• [Passage provided]:
════════
British pressure had some effect in Paris: when Lyons delivered his message, General Leboeuf’s demand that reservists be called up was rejected by the council of ministers, and it was decided not to regard Gramont’s demand for a guarantee of non-renewal as an ultimatum. At this point the Rothschilds’ informal mediation appeared to have contributed once again to the maintenance of peace. “Half an hour later,” wrote Gustave on hearing of William’s unqualified endorsement of Leopold’s withdrawal on July 12, “and war would have been declared, although it may not be in accordance with the ideas of the Emperor, who wanted war, but he is obliged to be satisfied with that response. Thus peace is made, or rather the war is adjourned, for I do not believe that relations between the two countries will remain good.” Mayer Carl’s relief was less qualified: “[E]verything is settled in a satisfactory manner and the dreadful calamity of a European war is spared. Thank God for that ...” Disillusionment the following day was profound; and they had no doubt where the blame lay. On the very day war broke out, Gustave raised the possibility that France might revive her earlier designs on Belgium. Nothing did more to discredit the French case in London.
The financial consequences of the crisis have been neglected by historians but deserve attention; for they too help to explain British non-intervention. In the first months of the war, German and French financial markets were more or less equally affected. Things were bad in Paris: the price of rentes had begun to slide as soon as the news broke of the Hohenzollern candidature, from 74.83 on June 4 to 71.25 on July 9; the outbreak of war saw a sharp fall to 67.05. But these figures were little different from those in Frankfurt and Berlin, where the recently issued Prussian 4.5 per cent bonds slumped from 93.5 to 77.3—if anything, the German crisis at the outbreak of the war was worse. Though the flight for liquidity was enough to plunge a number of banks on both sides into difficulties, the Rothschilds were more or less untroubled. Apart from a substantial sum (35 million francs) owing to Russia, the French house seems to have had relatively few problematic liabilities, and the Frankfurt house almost none. Even if he had missed a Bismarckian hint, Mayer Carl had “taken [his] precautions in time.” As accurate news of the first French reverses at Spicheren and Froeschwiller filtered back, of course, it was the French market which collapsed, while the German markets rallied. The British market, by contrast, was barely affected throughout: the biggest fall was 3.6 per cent between May and August 1870. The contrast with 1866, when the war between Austria and Prussia coincided with an acute financial crisis in London, is marked. (What seems to have happened in 1870 is that French capital began to flow to London from a fairly early stage in the conflict—one of the best indicators that, for all the government’s rhetoric, there was a vein of pessimism in Paris.) It is not without significance that Gladstone himself bought consols worth £2,500 at a price of 90 on 18 July: a private and well-founded vote of confidence in British non-intervention.
════════
• [Supplied entries]:

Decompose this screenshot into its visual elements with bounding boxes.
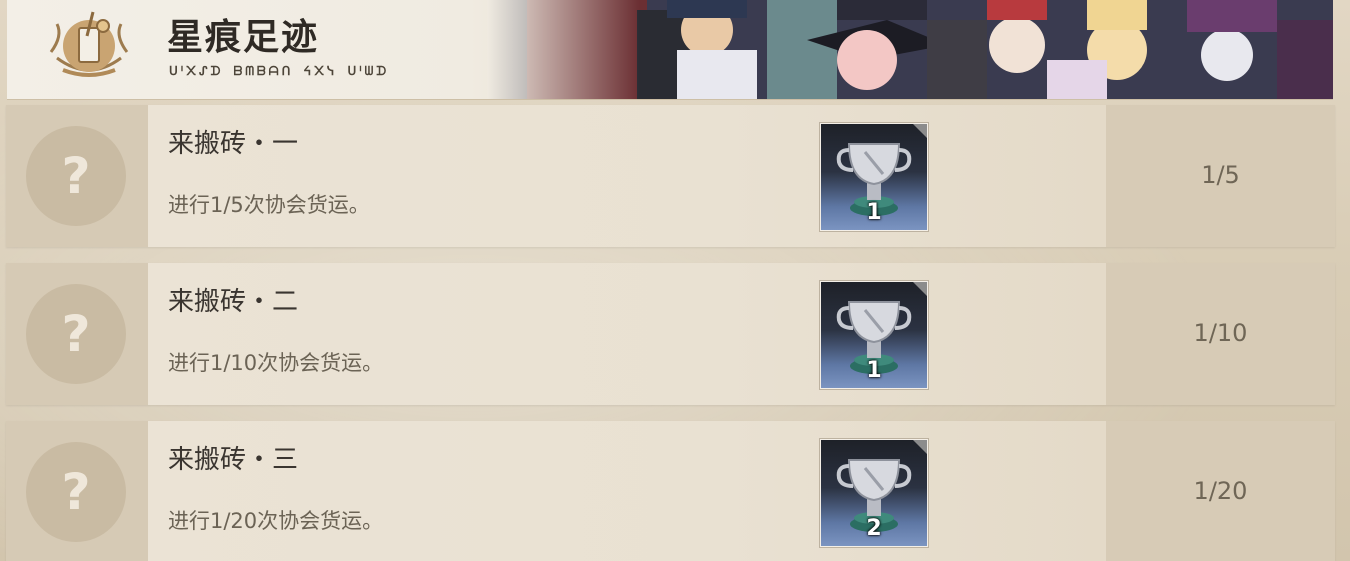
question-mark-icon: ?: [26, 442, 126, 542]
achievement-info: 来搬砖・三 进行1/20次协会货运。 2: [148, 421, 1106, 561]
character-artwork: [487, 0, 1333, 99]
achievement-card[interactable]: ? 来搬砖・一 进行1/5次协会货运。 1 1/5: [6, 105, 1335, 247]
trophy-corner-mark: [913, 124, 927, 138]
page-title: 星痕足迹: [167, 17, 320, 58]
achievement-description: 进行1/5次协会货运。: [168, 193, 370, 217]
achievement-progress: 1/5: [1201, 161, 1240, 189]
achievement-description: 进行1/10次协会货运。: [168, 351, 384, 375]
achievement-icon-slot: ?: [6, 263, 148, 405]
achievement-progress-slot: 1/5: [1106, 105, 1335, 247]
question-mark-icon: ?: [26, 284, 126, 384]
achievement-card[interactable]: ? 来搬砖・二 进行1/10次协会货运。 1 1/10: [6, 263, 1335, 405]
page-subtitle-runes: ᑌᑊ᙭ᔑᗪ ᗷᗰᗷᗩᑎ ᔦ᙭ᓭ ᑌᑊᗯᗪ: [169, 64, 390, 78]
trophy-corner-mark: [913, 440, 927, 454]
achievement-title: 来搬砖・三: [168, 445, 299, 475]
achievement-title: 来搬砖・一: [168, 129, 299, 159]
achievement-icon-slot: ?: [6, 105, 148, 247]
achievement-progress: 1/20: [1193, 477, 1248, 505]
achievement-info: 来搬砖・一 进行1/5次协会货运。 1: [148, 105, 1106, 247]
trophy-count: 2: [866, 516, 882, 541]
trophy-corner-mark: [913, 282, 927, 296]
drink-emblem-icon: [49, 11, 129, 77]
achievement-progress-slot: 1/20: [1106, 421, 1335, 561]
trophy-count: 1: [866, 358, 882, 383]
achievement-info: 来搬砖・二 进行1/10次协会货运。 1: [148, 263, 1106, 405]
achievement-title: 来搬砖・二: [168, 287, 299, 317]
achievement-description: 进行1/20次协会货运。: [168, 509, 384, 533]
reward-trophy[interactable]: 1: [820, 281, 928, 389]
header-banner: 星痕足迹 ᑌᑊ᙭ᔑᗪ ᗷᗰᗷᗩᑎ ᔦ᙭ᓭ ᑌᑊᗯᗪ: [7, 0, 1333, 100]
achievement-icon-slot: ?: [6, 421, 148, 561]
reward-trophy[interactable]: 2: [820, 439, 928, 547]
reward-trophy[interactable]: 1: [820, 123, 928, 231]
achievement-card[interactable]: ? 来搬砖・三 进行1/20次协会货运。 2 1/20: [6, 421, 1335, 561]
trophy-count: 1: [866, 200, 882, 225]
achievement-progress: 1/10: [1193, 319, 1248, 347]
achievement-progress-slot: 1/10: [1106, 263, 1335, 405]
question-mark-icon: ?: [26, 126, 126, 226]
════════
• [Set problem]: Translate this sentence from the passage on the Rothschilds and the 1870 war crisis into Spanish: "Nothing did more to discredit the French case in London."

• [Correct output]: Nada contribuyó más a desacreditar la postura francesa en Londres.